DIRECTION -> Pull out every line containing the string "screenshot".

Collected data entries ->
+ + + +
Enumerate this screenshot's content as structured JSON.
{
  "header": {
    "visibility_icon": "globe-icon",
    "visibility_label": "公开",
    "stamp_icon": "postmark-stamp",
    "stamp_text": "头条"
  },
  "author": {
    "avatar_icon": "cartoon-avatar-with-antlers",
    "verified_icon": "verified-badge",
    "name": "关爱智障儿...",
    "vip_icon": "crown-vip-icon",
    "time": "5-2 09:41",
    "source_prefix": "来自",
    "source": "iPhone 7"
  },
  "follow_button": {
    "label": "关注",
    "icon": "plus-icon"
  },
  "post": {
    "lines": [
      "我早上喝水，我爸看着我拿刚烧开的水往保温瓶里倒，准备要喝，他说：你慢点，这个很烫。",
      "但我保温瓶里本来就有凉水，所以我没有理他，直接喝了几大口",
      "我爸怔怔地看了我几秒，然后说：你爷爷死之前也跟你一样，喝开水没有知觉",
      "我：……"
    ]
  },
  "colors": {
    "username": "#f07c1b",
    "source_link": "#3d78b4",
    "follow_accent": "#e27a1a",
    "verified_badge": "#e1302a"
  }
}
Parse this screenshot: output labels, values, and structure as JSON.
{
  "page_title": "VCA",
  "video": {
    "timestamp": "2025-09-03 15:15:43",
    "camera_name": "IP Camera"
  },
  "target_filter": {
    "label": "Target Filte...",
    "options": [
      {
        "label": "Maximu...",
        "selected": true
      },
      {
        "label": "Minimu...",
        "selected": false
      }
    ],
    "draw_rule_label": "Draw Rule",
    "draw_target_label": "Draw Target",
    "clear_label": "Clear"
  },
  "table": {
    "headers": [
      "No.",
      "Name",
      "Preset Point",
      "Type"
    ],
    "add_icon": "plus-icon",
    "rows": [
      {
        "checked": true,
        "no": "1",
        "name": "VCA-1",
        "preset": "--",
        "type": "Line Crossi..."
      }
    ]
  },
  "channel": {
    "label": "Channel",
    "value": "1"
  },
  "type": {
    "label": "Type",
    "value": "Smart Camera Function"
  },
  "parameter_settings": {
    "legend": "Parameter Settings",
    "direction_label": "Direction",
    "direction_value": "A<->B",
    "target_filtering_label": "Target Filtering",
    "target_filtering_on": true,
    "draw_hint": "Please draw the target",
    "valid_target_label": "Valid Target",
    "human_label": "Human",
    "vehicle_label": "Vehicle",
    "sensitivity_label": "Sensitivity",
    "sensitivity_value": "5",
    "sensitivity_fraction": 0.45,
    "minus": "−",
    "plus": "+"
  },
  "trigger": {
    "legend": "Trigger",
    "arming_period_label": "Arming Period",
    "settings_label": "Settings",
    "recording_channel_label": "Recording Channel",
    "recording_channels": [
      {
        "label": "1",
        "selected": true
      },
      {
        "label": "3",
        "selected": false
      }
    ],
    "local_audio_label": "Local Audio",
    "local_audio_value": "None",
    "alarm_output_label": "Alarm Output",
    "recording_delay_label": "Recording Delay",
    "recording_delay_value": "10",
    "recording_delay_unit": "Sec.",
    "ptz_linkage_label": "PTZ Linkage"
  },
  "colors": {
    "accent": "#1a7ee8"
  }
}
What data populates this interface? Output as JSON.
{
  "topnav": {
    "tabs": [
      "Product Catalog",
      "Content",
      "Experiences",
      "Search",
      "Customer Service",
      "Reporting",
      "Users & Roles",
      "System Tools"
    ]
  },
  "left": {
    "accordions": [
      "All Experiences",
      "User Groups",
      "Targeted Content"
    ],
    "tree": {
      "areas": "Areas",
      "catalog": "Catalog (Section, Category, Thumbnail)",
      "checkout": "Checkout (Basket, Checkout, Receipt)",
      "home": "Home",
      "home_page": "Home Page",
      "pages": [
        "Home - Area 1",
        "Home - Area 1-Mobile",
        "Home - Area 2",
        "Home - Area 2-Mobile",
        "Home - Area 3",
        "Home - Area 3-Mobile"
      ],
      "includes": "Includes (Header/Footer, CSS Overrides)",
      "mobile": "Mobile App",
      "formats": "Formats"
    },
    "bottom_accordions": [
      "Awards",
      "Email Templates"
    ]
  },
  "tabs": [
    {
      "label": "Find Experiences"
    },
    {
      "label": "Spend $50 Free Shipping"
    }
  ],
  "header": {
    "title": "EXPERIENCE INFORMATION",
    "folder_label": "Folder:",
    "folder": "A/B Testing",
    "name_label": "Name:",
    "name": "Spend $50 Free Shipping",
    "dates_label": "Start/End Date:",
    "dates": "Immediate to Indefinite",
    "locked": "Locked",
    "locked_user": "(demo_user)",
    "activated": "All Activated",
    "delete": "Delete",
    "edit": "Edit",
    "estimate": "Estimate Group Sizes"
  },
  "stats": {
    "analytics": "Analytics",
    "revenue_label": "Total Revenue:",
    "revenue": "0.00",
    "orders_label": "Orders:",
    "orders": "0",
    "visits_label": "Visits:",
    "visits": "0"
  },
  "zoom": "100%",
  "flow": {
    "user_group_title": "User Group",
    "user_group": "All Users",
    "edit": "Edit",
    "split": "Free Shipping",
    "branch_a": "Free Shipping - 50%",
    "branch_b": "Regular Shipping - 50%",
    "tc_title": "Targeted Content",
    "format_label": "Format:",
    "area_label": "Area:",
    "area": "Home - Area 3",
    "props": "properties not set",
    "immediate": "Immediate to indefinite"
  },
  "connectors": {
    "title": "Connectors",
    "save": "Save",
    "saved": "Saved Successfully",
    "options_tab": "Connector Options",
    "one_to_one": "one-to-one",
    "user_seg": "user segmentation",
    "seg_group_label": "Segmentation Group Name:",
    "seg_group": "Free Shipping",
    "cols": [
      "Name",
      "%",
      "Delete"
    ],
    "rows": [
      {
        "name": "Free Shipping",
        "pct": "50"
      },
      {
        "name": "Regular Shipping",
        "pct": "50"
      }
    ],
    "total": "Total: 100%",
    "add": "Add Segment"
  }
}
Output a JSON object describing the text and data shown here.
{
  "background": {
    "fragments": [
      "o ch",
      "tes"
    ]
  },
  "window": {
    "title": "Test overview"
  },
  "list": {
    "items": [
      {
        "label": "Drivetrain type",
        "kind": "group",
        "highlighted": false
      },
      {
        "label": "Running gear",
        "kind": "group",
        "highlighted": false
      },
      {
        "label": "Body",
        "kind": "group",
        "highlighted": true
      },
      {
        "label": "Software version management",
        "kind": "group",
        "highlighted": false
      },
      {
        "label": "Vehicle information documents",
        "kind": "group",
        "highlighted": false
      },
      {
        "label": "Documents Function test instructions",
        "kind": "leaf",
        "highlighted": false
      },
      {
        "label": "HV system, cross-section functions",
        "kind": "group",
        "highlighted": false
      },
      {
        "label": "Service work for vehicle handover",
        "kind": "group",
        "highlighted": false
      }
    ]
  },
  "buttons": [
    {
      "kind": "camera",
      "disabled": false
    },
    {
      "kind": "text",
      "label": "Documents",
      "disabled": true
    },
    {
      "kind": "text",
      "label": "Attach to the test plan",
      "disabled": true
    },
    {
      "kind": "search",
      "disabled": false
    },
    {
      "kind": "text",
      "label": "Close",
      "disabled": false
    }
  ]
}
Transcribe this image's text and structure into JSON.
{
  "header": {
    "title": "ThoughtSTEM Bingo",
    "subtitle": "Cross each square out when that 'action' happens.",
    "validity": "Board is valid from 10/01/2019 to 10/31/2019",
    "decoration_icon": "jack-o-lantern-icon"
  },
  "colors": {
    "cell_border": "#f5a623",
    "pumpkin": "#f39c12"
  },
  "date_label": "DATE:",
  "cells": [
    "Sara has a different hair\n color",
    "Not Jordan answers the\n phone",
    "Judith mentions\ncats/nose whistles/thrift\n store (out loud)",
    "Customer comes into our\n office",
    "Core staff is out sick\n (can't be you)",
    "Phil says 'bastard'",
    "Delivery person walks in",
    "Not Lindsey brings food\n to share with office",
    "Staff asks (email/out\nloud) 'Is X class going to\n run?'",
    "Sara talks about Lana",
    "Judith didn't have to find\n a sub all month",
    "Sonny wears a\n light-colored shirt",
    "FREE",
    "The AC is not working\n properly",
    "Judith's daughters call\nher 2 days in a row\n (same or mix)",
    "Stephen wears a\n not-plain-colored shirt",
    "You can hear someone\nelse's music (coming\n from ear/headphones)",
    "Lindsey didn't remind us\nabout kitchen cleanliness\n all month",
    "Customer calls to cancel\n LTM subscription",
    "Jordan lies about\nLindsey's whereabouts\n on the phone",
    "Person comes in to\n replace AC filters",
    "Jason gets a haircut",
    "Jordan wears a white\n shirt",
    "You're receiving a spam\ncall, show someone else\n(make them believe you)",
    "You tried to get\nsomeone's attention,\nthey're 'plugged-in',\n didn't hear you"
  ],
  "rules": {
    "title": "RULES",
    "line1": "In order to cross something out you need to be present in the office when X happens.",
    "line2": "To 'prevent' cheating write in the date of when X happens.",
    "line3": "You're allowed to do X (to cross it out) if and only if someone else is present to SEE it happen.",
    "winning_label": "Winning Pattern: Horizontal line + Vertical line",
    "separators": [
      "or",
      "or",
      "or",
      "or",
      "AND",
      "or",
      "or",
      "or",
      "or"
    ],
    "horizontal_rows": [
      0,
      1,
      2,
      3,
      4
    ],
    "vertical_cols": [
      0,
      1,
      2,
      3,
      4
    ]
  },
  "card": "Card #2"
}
+ + + +
COMPLETED EXERCISE ->
Enumerate this screenshot's content as structured JSON.
Parse this screenshot: output labels, values, and structure as JSON.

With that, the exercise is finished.